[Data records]
•••••
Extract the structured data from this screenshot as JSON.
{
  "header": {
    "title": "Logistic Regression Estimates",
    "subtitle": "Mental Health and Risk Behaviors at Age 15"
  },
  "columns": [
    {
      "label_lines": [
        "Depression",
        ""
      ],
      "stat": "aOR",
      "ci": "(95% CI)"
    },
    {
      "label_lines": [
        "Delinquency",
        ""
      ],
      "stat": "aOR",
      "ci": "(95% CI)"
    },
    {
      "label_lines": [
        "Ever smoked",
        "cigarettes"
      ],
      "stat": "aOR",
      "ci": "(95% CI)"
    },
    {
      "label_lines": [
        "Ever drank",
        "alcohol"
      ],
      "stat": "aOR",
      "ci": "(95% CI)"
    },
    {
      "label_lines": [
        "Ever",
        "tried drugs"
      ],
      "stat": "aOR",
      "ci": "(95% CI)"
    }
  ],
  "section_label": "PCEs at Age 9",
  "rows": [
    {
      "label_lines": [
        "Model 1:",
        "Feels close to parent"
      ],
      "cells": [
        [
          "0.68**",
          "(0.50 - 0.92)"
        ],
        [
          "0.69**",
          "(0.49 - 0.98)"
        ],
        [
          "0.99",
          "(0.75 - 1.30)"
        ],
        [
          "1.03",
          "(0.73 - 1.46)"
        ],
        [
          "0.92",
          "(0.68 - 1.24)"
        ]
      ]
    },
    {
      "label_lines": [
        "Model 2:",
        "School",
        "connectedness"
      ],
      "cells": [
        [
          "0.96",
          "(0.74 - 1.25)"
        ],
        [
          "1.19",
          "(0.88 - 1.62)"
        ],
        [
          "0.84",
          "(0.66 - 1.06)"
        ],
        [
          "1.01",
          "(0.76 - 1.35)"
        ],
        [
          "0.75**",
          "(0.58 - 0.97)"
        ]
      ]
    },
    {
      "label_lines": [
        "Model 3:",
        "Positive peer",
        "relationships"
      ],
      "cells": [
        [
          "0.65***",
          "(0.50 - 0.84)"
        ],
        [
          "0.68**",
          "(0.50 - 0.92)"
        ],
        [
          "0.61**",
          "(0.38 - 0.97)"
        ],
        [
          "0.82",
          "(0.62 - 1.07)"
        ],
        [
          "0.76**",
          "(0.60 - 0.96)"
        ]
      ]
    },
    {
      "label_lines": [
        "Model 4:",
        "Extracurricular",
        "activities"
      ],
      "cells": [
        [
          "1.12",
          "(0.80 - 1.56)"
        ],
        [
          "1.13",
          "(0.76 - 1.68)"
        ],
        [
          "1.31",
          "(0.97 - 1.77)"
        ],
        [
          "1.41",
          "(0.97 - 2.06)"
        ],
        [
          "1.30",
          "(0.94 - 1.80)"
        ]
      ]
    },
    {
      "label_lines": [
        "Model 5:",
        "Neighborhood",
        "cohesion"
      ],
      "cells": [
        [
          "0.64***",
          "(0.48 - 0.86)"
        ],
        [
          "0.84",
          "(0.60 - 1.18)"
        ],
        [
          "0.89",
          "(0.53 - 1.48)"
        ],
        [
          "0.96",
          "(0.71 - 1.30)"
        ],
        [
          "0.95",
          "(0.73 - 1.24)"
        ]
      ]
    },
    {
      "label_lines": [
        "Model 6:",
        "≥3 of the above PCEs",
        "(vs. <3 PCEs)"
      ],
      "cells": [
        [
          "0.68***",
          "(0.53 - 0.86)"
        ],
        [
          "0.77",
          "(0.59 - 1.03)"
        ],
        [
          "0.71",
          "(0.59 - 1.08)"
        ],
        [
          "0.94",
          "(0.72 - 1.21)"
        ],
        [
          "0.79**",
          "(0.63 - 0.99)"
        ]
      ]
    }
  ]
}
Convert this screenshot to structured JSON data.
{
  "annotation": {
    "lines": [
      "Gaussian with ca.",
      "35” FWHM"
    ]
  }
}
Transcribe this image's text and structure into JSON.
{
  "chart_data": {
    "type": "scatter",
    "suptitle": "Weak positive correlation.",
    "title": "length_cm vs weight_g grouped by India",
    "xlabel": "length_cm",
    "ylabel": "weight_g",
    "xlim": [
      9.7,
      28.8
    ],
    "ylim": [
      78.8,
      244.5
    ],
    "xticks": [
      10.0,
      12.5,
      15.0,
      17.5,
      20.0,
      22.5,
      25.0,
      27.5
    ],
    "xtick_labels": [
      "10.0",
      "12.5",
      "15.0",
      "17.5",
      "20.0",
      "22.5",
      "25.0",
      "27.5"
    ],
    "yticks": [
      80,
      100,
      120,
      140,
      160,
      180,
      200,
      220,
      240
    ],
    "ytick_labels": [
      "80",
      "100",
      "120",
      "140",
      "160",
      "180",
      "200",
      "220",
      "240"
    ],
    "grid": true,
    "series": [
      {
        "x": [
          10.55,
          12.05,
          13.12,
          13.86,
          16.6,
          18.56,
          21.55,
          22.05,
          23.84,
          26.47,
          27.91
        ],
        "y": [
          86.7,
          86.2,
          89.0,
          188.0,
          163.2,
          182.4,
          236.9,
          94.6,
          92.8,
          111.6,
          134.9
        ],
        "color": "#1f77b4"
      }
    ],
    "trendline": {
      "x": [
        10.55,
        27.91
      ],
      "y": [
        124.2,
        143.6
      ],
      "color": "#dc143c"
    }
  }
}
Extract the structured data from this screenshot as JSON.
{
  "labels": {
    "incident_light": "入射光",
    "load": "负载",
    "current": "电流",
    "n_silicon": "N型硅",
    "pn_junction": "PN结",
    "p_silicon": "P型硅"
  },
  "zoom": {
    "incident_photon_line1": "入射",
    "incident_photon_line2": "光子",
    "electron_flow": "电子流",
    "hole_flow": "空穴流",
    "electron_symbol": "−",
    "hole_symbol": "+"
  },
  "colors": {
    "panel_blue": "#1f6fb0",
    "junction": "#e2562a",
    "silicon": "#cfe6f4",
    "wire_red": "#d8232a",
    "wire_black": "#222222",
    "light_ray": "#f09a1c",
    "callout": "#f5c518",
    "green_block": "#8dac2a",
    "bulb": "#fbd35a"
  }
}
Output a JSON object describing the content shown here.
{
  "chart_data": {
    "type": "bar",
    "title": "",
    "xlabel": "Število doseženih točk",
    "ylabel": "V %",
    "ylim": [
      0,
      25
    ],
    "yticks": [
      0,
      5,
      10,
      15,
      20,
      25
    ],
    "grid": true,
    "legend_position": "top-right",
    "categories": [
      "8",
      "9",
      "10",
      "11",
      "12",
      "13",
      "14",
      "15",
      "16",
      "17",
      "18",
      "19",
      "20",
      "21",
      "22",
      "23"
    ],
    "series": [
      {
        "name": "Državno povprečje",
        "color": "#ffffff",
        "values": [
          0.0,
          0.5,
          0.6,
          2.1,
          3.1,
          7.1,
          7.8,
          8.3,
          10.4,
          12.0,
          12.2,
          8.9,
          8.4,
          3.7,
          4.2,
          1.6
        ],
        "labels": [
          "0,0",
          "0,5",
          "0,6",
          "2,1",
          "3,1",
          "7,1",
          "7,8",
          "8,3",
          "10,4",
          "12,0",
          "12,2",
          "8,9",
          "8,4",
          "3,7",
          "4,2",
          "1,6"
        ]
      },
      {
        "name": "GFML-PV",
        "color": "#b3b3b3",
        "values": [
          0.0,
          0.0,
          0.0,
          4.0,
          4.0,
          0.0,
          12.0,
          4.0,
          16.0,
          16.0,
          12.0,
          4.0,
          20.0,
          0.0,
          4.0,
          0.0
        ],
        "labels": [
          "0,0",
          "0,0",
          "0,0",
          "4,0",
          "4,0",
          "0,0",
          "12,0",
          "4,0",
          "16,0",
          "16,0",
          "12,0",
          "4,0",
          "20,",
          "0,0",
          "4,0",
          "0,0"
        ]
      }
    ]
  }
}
•••••
Repeat back the data above, exact to the last character.

Extract the structured data from this screenshot as JSON.
{
  "header": {
    "title": "Logistic Regression Estimates",
    "subtitle": "Mental Health and Risk Behaviors at Age 15"
  },
  "columns": [
    {
      "label_lines": [
        "Depression",
        ""
      ],
      "stat": "aOR",
      "ci": "(95% CI)"
    },
    {
      "label_lines": [
        "Delinquency",
        ""
      ],
      "stat": "aOR",
      "ci": "(95% CI)"
    },
    {
      "label_lines": [
        "Ever smoked",
        "cigarettes"
      ],
      "stat": "aOR",
      "ci": "(95% CI)"
    },
    {
      "label_lines": [
        "Ever drank",
        "alcohol"
      ],
      "stat": "aOR",
      "ci": "(95% CI)"
    },
    {
      "label_lines": [
        "Ever",
        "tried drugs"
      ],
      "stat": "aOR",
      "ci": "(95% CI)"
    }
  ],
  "section_label": "PCEs at Age 9",
  "rows": [
    {
      "label_lines": [
        "Model 1:",
        "Feels close to parent"
      ],
      "cells": [
        [
          "0.68**",
          "(0.50 - 0.92)"
        ],
        [
          "0.69**",
          "(0.49 - 0.98)"
        ],
        [
          "0.99",
          "(0.75 - 1.30)"
        ],
        [
          "1.03",
          "(0.73 - 1.46)"
        ],
        [
          "0.92",
          "(0.68 - 1.24)"
        ]
      ]
    },
    {
      "label_lines": [
        "Model 2:",
        "School",
        "connectedness"
      ],
      "cells": [
        [
          "0.96",
          "(0.74 - 1.25)"
        ],
        [
          "1.19",
          "(0.88 - 1.62)"
        ],
        [
          "0.84",
          "(0.66 - 1.06)"
        ],
        [
          "1.01",
          "(0.76 - 1.35)"
        ],
        [
          "0.75**",
          "(0.58 - 0.97)"
        ]
      ]
    },
    {
      "label_lines": [
        "Model 3:",
        "Positive peer",
        "relationships"
      ],
      "cells": [
        [
          "0.65***",
          "(0.50 - 0.84)"
        ],
        [
          "0.68**",
          "(0.50 - 0.92)"
        ],
        [
          "0.61**",
          "(0.38 - 0.97)"
        ],
        [
          "0.82",
          "(0.62 - 1.07)"
        ],
        [
          "0.76**",
          "(0.60 - 0.96)"
        ]
      ]
    },
    {
      "label_lines": [
        "Model 4:",
        "Extracurricular",
        "activities"
      ],
      "cells": [
        [
          "1.12",
          "(0.80 - 1.56)"
        ],
        [
          "1.13",
          "(0.76 - 1.68)"
        ],
        [
          "1.31",
          "(0.97 - 1.77)"
        ],
        [
          "1.41",
          "(0.97 - 2.06)"
        ],
        [
          "1.30",
          "(0.94 - 1.80)"
        ]
      ]
    },
    {
      "label_lines": [
        "Model 5:",
        "Neighborhood",
        "cohesion"
      ],
      "cells": [
        [
          "0.64***",
          "(0.48 - 0.86)"
        ],
        [
          "0.84",
          "(0.60 - 1.18)"
        ],
        [
          "0.89",
          "(0.53 - 1.48)"
        ],
        [
          "0.96",
          "(0.71 - 1.30)"
        ],
        [
          "0.95",
          "(0.73 - 1.24)"
        ]
      ]
    },
    {
      "label_lines": [
        "Model 6:",
        "≥3 of the above PCEs",
        "(vs. <3 PCEs)"
      ],
      "cells": [
        [
          "0.68***",
          "(0.53 - 0.86)"
        ],
        [
          "0.77",
          "(0.59 - 1.03)"
        ],
        [
          "0.71",
          "(0.59 - 1.08)"
        ],
        [
          "0.94",
          "(0.72 - 1.21)"
        ],
        [
          "0.79**",
          "(0.63 - 0.99)"
        ]
      ]
    }
  ]
}
Convert this screenshot to structured JSON data.
{
  "annotation": {
    "lines": [
      "Gaussian with ca.",
      "35” FWHM"
    ]
  }
}
Transcribe this image's text and structure into JSON.
{
  "chart_data": {
    "type": "scatter",
    "suptitle": "Weak positive correlation.",
    "title": "length_cm vs weight_g grouped by India",
    "xlabel": "length_cm",
    "ylabel": "weight_g",
    "xlim": [
      9.7,
      28.8
    ],
    "ylim": [
      78.8,
      244.5
    ],
    "xticks": [
      10.0,
      12.5,
      15.0,
      17.5,
      20.0,
      22.5,
      25.0,
      27.5
    ],
    "xtick_labels": [
      "10.0",
      "12.5",
      "15.0",
      "17.5",
      "20.0",
      "22.5",
      "25.0",
      "27.5"
    ],
    "yticks": [
      80,
      100,
      120,
      140,
      160,
      180,
      200,
      220,
      240
    ],
    "ytick_labels": [
      "80",
      "100",
      "120",
      "140",
      "160",
      "180",
      "200",
      "220",
      "240"
    ],
    "grid": true,
    "series": [
      {
        "x": [
          10.55,
          12.05,
          13.12,
          13.86,
          16.6,
          18.56,
          21.55,
          22.05,
          23.84,
          26.47,
          27.91
        ],
        "y": [
          86.7,
          86.2,
          89.0,
          188.0,
          163.2,
          182.4,
          236.9,
          94.6,
          92.8,
          111.6,
          134.9
        ],
        "color": "#1f77b4"
      }
    ],
    "trendline": {
      "x": [
        10.55,
        27.91
      ],
      "y": [
        124.2,
        143.6
      ],
      "color": "#dc143c"
    }
  }
}
Extract the structured data from this screenshot as JSON.
{
  "labels": {
    "incident_light": "入射光",
    "load": "负载",
    "current": "电流",
    "n_silicon": "N型硅",
    "pn_junction": "PN结",
    "p_silicon": "P型硅"
  },
  "zoom": {
    "incident_photon_line1": "入射",
    "incident_photon_line2": "光子",
    "electron_flow": "电子流",
    "hole_flow": "空穴流",
    "electron_symbol": "−",
    "hole_symbol": "+"
  },
  "colors": {
    "panel_blue": "#1f6fb0",
    "junction": "#e2562a",
    "silicon": "#cfe6f4",
    "wire_red": "#d8232a",
    "wire_black": "#222222",
    "light_ray": "#f09a1c",
    "callout": "#f5c518",
    "green_block": "#8dac2a",
    "bulb": "#fbd35a"
  }
}
Output a JSON object describing the content shown here.
{
  "chart_data": {
    "type": "bar",
    "title": "",
    "xlabel": "Število doseženih točk",
    "ylabel": "V %",
    "ylim": [
      0,
      25
    ],
    "yticks": [
      0,
      5,
      10,
      15,
      20,
      25
    ],
    "grid": true,
    "legend_position": "top-right",
    "categories": [
      "8",
      "9",
      "10",
      "11",
      "12",
      "13",
      "14",
      "15",
      "16",
      "17",
      "18",
      "19",
      "20",
      "21",
      "22",
      "23"
    ],
    "series": [
      {
        "name": "Državno povprečje",
        "color": "#ffffff",
        "values": [
          0.0,
          0.5,
          0.6,
          2.1,
          3.1,
          7.1,
          7.8,
          8.3,
          10.4,
          12.0,
          12.2,
          8.9,
          8.4,
          3.7,
          4.2,
          1.6
        ],
        "labels": [
          "0,0",
          "0,5",
          "0,6",
          "2,1",
          "3,1",
          "7,1",
          "7,8",
          "8,3",
          "10,4",
          "12,0",
          "12,2",
          "8,9",
          "8,4",
          "3,7",
          "4,2",
          "1,6"
        ]
      },
      {
        "name": "GFML-PV",
        "color": "#b3b3b3",
        "values": [
          0.0,
          0.0,
          0.0,
          4.0,
          4.0,
          0.0,
          12.0,
          4.0,
          16.0,
          16.0,
          12.0,
          4.0,
          20.0,
          0.0,
          4.0,
          0.0
        ],
        "labels": [
          "0,0",
          "0,0",
          "0,0",
          "4,0",
          "4,0",
          "0,0",
          "12,0",
          "4,0",
          "16,0",
          "16,0",
          "12,0",
          "4,0",
          "20,",
          "0,0",
          "4,0",
          "0,0"
        ]
      }
    ]
  }
}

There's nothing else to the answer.